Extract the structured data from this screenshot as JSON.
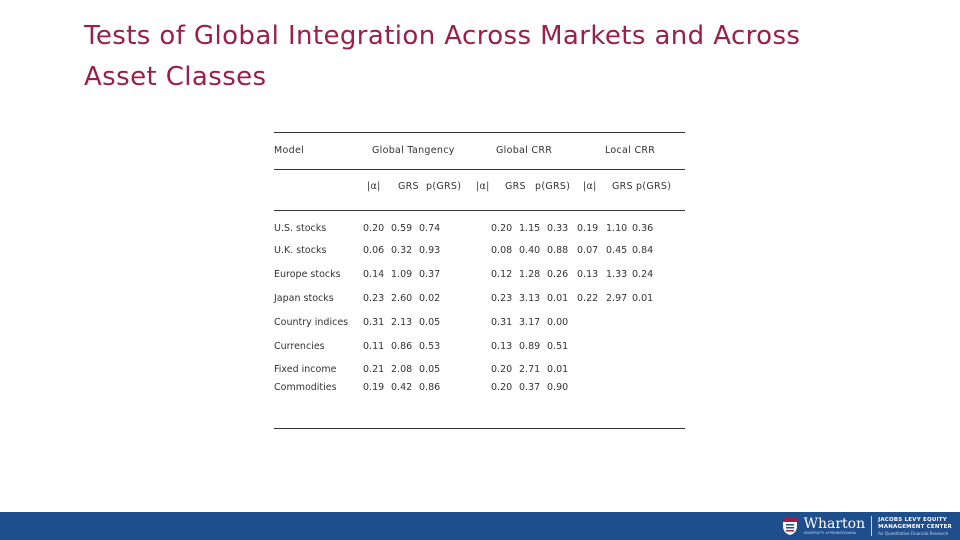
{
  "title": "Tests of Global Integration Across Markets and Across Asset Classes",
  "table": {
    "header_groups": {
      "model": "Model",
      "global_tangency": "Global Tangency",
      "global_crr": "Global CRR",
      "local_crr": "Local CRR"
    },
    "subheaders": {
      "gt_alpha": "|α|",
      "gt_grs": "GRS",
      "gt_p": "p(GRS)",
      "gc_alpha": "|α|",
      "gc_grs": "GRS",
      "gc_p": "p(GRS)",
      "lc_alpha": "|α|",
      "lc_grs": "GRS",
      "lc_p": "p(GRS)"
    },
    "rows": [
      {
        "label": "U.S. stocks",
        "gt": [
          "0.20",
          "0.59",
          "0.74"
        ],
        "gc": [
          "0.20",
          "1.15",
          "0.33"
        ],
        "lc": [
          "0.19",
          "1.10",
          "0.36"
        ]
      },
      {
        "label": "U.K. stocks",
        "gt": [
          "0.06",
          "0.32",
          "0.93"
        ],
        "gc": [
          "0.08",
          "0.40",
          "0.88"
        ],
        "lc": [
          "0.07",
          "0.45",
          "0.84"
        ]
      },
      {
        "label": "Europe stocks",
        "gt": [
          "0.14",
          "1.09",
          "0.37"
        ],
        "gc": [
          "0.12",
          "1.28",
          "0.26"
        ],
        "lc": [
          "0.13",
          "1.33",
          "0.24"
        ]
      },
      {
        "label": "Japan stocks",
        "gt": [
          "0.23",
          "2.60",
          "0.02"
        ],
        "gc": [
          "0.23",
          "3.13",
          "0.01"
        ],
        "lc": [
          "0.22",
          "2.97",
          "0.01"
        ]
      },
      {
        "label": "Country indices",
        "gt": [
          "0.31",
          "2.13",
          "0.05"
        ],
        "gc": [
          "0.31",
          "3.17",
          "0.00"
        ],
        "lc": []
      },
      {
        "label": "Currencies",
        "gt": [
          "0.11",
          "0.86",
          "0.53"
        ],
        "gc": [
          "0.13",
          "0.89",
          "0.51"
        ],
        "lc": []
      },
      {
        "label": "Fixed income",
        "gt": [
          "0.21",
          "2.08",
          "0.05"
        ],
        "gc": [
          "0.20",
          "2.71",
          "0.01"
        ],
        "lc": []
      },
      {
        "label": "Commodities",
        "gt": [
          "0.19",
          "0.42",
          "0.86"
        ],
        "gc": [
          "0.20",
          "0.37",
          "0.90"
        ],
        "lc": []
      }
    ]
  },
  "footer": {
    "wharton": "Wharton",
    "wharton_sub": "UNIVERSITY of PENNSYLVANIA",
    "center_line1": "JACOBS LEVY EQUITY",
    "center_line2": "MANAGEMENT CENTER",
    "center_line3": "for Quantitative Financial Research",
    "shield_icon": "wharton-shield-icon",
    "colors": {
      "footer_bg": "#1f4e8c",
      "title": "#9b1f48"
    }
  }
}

= = = =

TASK TO CARRY OUT:
In the records, locate each line holding the string "Global" and copy it.

TASK SOLUTION:
  "title": "Tests of Global Integration Across Markets and Across Asset Classes",
      "global_tangency": "Global Tangency",
      "global_crr": "Global CRR",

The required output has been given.